--- start of GIVEN RECORDS ---
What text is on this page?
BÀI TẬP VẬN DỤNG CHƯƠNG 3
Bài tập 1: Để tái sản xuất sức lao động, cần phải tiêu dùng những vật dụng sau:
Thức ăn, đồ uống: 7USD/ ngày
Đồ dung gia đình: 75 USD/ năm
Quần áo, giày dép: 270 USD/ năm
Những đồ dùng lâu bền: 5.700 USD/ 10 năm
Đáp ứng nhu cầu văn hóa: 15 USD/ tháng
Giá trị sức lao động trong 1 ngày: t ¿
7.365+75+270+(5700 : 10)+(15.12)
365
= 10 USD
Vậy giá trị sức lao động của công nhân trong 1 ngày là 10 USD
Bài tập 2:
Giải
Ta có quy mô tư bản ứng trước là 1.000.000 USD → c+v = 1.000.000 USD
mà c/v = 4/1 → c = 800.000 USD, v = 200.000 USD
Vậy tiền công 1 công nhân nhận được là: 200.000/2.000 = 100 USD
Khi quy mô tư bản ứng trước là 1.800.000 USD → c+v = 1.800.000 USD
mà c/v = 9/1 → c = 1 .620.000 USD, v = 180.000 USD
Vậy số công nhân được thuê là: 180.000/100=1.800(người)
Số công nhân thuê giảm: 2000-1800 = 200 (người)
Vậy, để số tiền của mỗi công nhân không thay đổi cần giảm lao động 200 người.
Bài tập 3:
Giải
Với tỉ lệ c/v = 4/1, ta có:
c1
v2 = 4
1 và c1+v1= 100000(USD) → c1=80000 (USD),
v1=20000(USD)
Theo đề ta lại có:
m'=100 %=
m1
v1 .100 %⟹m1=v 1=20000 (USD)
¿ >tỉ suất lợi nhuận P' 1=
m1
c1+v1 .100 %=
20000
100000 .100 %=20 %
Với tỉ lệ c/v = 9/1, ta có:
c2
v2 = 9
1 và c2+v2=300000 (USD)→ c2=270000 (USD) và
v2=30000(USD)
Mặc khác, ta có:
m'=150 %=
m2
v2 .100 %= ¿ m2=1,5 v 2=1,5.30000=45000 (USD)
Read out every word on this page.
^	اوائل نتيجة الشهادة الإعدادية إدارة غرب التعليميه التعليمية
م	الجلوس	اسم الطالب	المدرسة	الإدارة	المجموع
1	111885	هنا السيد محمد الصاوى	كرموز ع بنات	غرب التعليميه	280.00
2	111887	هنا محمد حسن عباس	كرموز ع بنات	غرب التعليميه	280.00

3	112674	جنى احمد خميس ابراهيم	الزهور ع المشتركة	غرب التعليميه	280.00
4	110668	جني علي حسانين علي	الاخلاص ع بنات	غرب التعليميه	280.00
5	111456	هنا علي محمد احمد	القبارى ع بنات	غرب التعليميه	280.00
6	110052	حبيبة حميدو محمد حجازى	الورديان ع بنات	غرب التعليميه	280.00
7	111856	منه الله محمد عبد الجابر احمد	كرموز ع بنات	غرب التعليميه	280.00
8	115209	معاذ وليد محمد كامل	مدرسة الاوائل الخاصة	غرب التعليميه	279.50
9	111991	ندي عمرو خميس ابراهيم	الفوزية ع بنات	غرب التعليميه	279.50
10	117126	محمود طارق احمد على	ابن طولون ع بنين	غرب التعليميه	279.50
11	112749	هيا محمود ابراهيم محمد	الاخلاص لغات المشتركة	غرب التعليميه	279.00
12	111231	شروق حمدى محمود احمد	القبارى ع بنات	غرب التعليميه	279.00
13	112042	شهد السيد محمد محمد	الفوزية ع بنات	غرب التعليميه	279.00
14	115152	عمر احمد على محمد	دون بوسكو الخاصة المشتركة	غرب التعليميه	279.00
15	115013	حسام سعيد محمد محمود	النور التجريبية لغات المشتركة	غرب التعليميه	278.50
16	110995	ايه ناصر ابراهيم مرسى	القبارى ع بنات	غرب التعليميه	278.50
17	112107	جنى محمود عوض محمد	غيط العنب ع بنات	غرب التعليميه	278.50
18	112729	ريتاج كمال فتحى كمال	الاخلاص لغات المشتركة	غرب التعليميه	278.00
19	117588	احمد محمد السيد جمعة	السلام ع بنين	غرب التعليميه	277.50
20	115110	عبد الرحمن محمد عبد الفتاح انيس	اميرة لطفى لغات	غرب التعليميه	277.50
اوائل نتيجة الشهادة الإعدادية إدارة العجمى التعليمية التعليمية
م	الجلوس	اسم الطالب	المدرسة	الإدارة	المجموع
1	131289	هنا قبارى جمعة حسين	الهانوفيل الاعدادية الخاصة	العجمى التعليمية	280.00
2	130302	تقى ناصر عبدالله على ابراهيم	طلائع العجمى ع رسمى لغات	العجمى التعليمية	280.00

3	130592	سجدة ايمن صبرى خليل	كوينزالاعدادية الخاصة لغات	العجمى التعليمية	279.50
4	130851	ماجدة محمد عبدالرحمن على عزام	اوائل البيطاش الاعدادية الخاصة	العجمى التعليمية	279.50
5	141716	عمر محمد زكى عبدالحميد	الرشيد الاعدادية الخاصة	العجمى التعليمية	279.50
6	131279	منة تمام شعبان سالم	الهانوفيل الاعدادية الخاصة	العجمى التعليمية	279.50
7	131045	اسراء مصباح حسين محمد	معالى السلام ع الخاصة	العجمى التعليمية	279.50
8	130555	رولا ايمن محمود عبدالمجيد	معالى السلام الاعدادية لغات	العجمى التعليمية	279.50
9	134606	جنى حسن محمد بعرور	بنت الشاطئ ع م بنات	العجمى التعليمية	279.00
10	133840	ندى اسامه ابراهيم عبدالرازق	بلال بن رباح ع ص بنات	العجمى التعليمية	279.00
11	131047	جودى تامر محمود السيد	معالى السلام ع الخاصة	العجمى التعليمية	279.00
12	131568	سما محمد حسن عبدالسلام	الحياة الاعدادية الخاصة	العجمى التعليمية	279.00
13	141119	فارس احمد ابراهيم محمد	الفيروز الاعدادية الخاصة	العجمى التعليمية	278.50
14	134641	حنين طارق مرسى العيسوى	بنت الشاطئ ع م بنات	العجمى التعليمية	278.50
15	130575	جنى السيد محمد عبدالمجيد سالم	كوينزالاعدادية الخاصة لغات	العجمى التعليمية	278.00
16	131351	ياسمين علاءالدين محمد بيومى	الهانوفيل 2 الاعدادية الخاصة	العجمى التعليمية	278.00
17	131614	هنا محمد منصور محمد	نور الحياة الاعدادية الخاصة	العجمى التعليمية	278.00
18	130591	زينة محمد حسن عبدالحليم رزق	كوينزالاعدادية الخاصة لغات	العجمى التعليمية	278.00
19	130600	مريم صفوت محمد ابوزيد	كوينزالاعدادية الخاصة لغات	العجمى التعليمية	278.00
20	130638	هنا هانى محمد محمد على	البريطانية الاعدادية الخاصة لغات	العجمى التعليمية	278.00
--- end of GIVEN RECORDS ---
SHORT EXERCISE: Return all of the data word for word.

IN RESPONSE:
What text is on this page?
BÀI TẬP VẬN DỤNG CHƯƠNG 3
Bài tập 1: Để tái sản xuất sức lao động, cần phải tiêu dùng những vật dụng sau:
Thức ăn, đồ uống: 7USD/ ngày
Đồ dung gia đình: 75 USD/ năm
Quần áo, giày dép: 270 USD/ năm
Những đồ dùng lâu bền: 5.700 USD/ 10 năm
Đáp ứng nhu cầu văn hóa: 15 USD/ tháng
Giá trị sức lao động trong 1 ngày: t ¿
7.365+75+270+(5700 : 10)+(15.12)
365
= 10 USD
Vậy giá trị sức lao động của công nhân trong 1 ngày là 10 USD
Bài tập 2:
Giải
Ta có quy mô tư bản ứng trước là 1.000.000 USD → c+v = 1.000.000 USD
mà c/v = 4/1 → c = 800.000 USD, v = 200.000 USD
Vậy tiền công 1 công nhân nhận được là: 200.000/2.000 = 100 USD
Khi quy mô tư bản ứng trước là 1.800.000 USD → c+v = 1.800.000 USD
mà c/v = 9/1 → c = 1 .620.000 USD, v = 180.000 USD
Vậy số công nhân được thuê là: 180.000/100=1.800(người)
Số công nhân thuê giảm: 2000-1800 = 200 (người)
Vậy, để số tiền của mỗi công nhân không thay đổi cần giảm lao động 200 người.
Bài tập 3:
Giải
Với tỉ lệ c/v = 4/1, ta có:
c1
v2 = 4
1 và c1+v1= 100000(USD) → c1=80000 (USD),
v1=20000(USD)
Theo đề ta lại có:
m'=100 %=
m1
v1 .100 %⟹m1=v 1=20000 (USD)
¿ >tỉ suất lợi nhuận P' 1=
m1
c1+v1 .100 %=
20000
100000 .100 %=20 %
Với tỉ lệ c/v = 9/1, ta có:
c2
v2 = 9
1 và c2+v2=300000 (USD)→ c2=270000 (USD) và
v2=30000(USD)
Mặc khác, ta có:
m'=150 %=
m2
v2 .100 %= ¿ m2=1,5 v 2=1,5.30000=45000 (USD)
Read out every word on this page.
^	اوائل نتيجة الشهادة الإعدادية إدارة غرب التعليميه التعليمية
م	الجلوس	اسم الطالب	المدرسة	الإدارة	المجموع
1	111885	هنا السيد محمد الصاوى	كرموز ع بنات	غرب التعليميه	280.00
2	111887	هنا محمد حسن عباس	كرموز ع بنات	غرب التعليميه	280.00

3	112674	جنى احمد خميس ابراهيم	الزهور ع المشتركة	غرب التعليميه	280.00
4	110668	جني علي حسانين علي	الاخلاص ع بنات	غرب التعليميه	280.00
5	111456	هنا علي محمد احمد	القبارى ع بنات	غرب التعليميه	280.00
6	110052	حبيبة حميدو محمد حجازى	الورديان ع بنات	غرب التعليميه	280.00
7	111856	منه الله محمد عبد الجابر احمد	كرموز ع بنات	غرب التعليميه	280.00
8	115209	معاذ وليد محمد كامل	مدرسة الاوائل الخاصة	غرب التعليميه	279.50
9	111991	ندي عمرو خميس ابراهيم	الفوزية ع بنات	غرب التعليميه	279.50
10	117126	محمود طارق احمد على	ابن طولون ع بنين	غرب التعليميه	279.50
11	112749	هيا محمود ابراهيم محمد	الاخلاص لغات المشتركة	غرب التعليميه	279.00
12	111231	شروق حمدى محمود احمد	القبارى ع بنات	غرب التعليميه	279.00
13	112042	شهد السيد محمد محمد	الفوزية ع بنات	غرب التعليميه	279.00
14	115152	عمر احمد على محمد	دون بوسكو الخاصة المشتركة	غرب التعليميه	279.00
15	115013	حسام سعيد محمد محمود	النور التجريبية لغات المشتركة	غرب التعليميه	278.50
16	110995	ايه ناصر ابراهيم مرسى	القبارى ع بنات	غرب التعليميه	278.50
17	112107	جنى محمود عوض محمد	غيط العنب ع بنات	غرب التعليميه	278.50
18	112729	ريتاج كمال فتحى كمال	الاخلاص لغات المشتركة	غرب التعليميه	278.00
19	117588	احمد محمد السيد جمعة	السلام ع بنين	غرب التعليميه	277.50
20	115110	عبد الرحمن محمد عبد الفتاح انيس	اميرة لطفى لغات	غرب التعليميه	277.50
اوائل نتيجة الشهادة الإعدادية إدارة العجمى التعليمية التعليمية
م	الجلوس	اسم الطالب	المدرسة	الإدارة	المجموع
1	131289	هنا قبارى جمعة حسين	الهانوفيل الاعدادية الخاصة	العجمى التعليمية	280.00
2	130302	تقى ناصر عبدالله على ابراهيم	طلائع العجمى ع رسمى لغات	العجمى التعليمية	280.00

3	130592	سجدة ايمن صبرى خليل	كوينزالاعدادية الخاصة لغات	العجمى التعليمية	279.50
4	130851	ماجدة محمد عبدالرحمن على عزام	اوائل البيطاش الاعدادية الخاصة	العجمى التعليمية	279.50
5	141716	عمر محمد زكى عبدالحميد	الرشيد الاعدادية الخاصة	العجمى التعليمية	279.50
6	131279	منة تمام شعبان سالم	الهانوفيل الاعدادية الخاصة	العجمى التعليمية	279.50
7	131045	اسراء مصباح حسين محمد	معالى السلام ع الخاصة	العجمى التعليمية	279.50
8	130555	رولا ايمن محمود عبدالمجيد	معالى السلام الاعدادية لغات	العجمى التعليمية	279.50
9	134606	جنى حسن محمد بعرور	بنت الشاطئ ع م بنات	العجمى التعليمية	279.00
10	133840	ندى اسامه ابراهيم عبدالرازق	بلال بن رباح ع ص بنات	العجمى التعليمية	279.00
11	131047	جودى تامر محمود السيد	معالى السلام ع الخاصة	العجمى التعليمية	279.00
12	131568	سما محمد حسن عبدالسلام	الحياة الاعدادية الخاصة	العجمى التعليمية	279.00
13	141119	فارس احمد ابراهيم محمد	الفيروز الاعدادية الخاصة	العجمى التعليمية	278.50
14	134641	حنين طارق مرسى العيسوى	بنت الشاطئ ع م بنات	العجمى التعليمية	278.50
15	130575	جنى السيد محمد عبدالمجيد سالم	كوينزالاعدادية الخاصة لغات	العجمى التعليمية	278.00
16	131351	ياسمين علاءالدين محمد بيومى	الهانوفيل 2 الاعدادية الخاصة	العجمى التعليمية	278.00
17	131614	هنا محمد منصور محمد	نور الحياة الاعدادية الخاصة	العجمى التعليمية	278.00
18	130591	زينة محمد حسن عبدالحليم رزق	كوينزالاعدادية الخاصة لغات	العجمى التعليمية	278.00
19	130600	مريم صفوت محمد ابوزيد	كوينزالاعدادية الخاصة لغات	العجمى التعليمية	278.00
20	130638	هنا هانى محمد محمد على	البريطانية الاعدادية الخاصة لغات	العجمى التعليمية	278.00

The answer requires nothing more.